--- START ---

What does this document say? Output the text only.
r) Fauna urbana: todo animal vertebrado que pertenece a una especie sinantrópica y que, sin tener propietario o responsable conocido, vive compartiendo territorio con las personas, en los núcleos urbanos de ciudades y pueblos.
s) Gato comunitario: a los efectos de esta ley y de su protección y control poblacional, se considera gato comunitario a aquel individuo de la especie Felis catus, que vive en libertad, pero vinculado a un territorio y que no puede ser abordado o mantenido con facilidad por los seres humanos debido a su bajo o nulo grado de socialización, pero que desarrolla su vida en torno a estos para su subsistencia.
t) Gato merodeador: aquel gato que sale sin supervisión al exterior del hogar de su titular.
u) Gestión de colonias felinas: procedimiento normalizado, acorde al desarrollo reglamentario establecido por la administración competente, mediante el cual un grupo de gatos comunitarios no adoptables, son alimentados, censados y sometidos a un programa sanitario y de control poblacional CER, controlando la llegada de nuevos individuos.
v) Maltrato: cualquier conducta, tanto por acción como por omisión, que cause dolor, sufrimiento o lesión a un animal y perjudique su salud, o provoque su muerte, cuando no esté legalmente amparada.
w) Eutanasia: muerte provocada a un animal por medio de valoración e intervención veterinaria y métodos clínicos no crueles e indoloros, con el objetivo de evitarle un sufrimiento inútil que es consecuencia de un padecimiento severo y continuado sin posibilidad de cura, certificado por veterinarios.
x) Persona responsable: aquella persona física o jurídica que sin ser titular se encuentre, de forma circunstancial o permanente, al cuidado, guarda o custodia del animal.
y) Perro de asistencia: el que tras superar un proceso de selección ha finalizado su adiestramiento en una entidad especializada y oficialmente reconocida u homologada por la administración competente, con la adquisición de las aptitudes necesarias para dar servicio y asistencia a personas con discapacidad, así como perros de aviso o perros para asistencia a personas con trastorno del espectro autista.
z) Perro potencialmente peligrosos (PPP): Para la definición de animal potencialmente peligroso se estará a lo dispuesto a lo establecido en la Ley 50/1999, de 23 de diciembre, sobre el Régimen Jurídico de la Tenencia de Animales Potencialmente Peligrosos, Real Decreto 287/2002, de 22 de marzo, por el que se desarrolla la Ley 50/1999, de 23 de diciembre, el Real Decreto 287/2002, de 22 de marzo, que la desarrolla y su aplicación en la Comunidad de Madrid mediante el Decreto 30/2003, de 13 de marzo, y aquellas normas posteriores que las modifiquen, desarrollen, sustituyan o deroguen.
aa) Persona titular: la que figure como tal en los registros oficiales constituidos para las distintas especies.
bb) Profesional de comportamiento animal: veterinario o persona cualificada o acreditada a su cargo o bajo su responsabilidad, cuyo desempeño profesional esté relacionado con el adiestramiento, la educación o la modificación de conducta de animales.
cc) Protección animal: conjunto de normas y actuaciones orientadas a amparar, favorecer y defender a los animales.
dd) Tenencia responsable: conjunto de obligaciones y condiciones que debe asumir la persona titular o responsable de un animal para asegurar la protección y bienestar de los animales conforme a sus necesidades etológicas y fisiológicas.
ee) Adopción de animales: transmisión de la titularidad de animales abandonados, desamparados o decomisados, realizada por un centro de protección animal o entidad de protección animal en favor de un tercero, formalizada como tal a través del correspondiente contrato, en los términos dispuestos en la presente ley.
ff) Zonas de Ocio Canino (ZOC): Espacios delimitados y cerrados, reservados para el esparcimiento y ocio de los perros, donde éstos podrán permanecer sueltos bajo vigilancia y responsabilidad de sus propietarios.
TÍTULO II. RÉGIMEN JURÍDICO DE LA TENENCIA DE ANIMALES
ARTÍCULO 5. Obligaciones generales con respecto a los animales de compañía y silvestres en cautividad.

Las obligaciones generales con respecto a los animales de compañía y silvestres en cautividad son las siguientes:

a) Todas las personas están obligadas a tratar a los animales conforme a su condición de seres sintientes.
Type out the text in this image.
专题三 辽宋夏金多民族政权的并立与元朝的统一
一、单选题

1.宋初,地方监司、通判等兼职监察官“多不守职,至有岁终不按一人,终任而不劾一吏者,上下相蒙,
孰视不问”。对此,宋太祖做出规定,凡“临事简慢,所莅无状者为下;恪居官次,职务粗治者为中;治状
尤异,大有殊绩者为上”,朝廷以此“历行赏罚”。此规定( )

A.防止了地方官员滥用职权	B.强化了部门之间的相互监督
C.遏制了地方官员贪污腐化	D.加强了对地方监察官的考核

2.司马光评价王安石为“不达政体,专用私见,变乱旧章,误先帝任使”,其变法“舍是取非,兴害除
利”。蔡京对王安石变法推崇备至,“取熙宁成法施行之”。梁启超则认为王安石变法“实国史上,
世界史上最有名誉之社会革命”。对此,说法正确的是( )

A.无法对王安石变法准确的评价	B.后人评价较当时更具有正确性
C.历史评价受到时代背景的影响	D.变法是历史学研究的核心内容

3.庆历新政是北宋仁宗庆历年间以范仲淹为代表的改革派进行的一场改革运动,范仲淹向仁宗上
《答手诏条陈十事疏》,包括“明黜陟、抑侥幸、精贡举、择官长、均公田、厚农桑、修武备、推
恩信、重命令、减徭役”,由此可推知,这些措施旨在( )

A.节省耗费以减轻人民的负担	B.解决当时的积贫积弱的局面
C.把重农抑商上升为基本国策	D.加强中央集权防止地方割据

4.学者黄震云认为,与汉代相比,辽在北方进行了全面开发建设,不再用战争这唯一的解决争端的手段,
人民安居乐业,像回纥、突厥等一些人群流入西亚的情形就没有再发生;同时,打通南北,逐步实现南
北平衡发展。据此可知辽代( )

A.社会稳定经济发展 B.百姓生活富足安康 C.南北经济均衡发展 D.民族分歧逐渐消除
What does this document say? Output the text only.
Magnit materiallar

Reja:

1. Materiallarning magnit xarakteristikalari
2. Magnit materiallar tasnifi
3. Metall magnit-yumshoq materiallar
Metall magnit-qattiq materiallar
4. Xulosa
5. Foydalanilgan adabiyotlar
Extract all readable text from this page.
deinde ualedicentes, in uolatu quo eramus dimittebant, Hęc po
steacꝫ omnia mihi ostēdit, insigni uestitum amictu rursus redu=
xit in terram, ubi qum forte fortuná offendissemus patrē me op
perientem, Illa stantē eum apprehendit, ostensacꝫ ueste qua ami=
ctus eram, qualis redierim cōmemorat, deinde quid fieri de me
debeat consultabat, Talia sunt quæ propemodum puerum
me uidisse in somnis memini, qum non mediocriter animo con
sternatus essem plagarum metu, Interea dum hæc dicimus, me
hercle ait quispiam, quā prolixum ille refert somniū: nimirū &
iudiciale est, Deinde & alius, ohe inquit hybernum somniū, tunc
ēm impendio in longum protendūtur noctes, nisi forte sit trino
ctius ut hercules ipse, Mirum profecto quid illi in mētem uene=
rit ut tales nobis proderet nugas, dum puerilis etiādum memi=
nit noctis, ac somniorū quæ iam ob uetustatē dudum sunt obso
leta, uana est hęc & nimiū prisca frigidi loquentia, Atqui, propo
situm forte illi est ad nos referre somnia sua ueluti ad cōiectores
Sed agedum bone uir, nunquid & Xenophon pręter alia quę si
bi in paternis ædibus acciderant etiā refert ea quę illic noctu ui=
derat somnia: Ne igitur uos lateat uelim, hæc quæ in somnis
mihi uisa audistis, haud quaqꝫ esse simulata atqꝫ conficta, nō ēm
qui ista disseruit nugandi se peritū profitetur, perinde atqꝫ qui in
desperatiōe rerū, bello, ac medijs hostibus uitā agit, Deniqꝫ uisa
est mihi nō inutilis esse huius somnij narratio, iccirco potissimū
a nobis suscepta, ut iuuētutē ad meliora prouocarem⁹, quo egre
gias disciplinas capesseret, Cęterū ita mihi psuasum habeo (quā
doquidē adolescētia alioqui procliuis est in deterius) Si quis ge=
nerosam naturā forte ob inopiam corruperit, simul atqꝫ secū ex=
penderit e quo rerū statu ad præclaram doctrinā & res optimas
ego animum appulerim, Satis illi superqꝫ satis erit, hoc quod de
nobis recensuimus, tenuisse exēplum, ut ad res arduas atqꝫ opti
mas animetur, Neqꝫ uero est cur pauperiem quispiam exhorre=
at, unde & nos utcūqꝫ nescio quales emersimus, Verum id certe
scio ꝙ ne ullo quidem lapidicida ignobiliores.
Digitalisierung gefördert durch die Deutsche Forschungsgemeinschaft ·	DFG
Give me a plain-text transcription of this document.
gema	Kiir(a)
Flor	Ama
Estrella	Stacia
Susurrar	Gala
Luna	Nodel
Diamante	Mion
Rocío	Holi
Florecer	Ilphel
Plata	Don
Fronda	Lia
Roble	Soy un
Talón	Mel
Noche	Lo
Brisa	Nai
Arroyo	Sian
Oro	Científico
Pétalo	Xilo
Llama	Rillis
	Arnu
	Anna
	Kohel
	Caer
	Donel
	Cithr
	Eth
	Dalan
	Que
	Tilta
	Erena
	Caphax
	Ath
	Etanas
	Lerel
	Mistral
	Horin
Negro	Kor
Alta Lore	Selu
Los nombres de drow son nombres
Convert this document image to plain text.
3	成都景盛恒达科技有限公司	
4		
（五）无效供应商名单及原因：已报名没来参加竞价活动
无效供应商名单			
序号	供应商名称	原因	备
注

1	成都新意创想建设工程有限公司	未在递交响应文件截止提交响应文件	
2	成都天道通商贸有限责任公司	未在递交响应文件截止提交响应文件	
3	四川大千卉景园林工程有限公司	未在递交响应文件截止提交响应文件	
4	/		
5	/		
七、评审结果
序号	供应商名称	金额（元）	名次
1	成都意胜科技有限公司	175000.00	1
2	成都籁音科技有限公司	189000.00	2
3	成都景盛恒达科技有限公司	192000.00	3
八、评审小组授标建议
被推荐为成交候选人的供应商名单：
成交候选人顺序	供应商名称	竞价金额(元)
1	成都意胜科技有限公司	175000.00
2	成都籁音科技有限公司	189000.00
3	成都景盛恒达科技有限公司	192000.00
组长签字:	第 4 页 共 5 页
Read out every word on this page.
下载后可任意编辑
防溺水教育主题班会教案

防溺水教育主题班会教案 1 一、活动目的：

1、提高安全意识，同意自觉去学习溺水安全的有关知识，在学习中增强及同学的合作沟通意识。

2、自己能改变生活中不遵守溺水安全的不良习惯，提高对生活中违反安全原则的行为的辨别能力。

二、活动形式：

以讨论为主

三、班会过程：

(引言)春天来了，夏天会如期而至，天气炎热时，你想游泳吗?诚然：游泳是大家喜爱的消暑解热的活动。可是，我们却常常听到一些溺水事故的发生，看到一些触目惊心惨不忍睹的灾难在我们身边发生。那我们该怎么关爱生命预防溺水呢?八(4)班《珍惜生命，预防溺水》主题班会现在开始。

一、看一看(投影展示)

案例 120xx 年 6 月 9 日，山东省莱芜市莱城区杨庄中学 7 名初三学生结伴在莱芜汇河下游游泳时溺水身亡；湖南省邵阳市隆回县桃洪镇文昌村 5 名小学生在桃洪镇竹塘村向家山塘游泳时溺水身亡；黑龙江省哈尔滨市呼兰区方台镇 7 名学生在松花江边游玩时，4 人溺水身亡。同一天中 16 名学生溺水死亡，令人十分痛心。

--- END ---

### Task prompt
Reproduce each line from the records that contains the word "respecto".

### Answer
ARTÍCULO 5. Obligaciones generales con respecto a los animales de compañía y silvestres en cautividad.
Las obligaciones generales con respecto a los animales de compañía y silvestres en cautividad son las siguientes:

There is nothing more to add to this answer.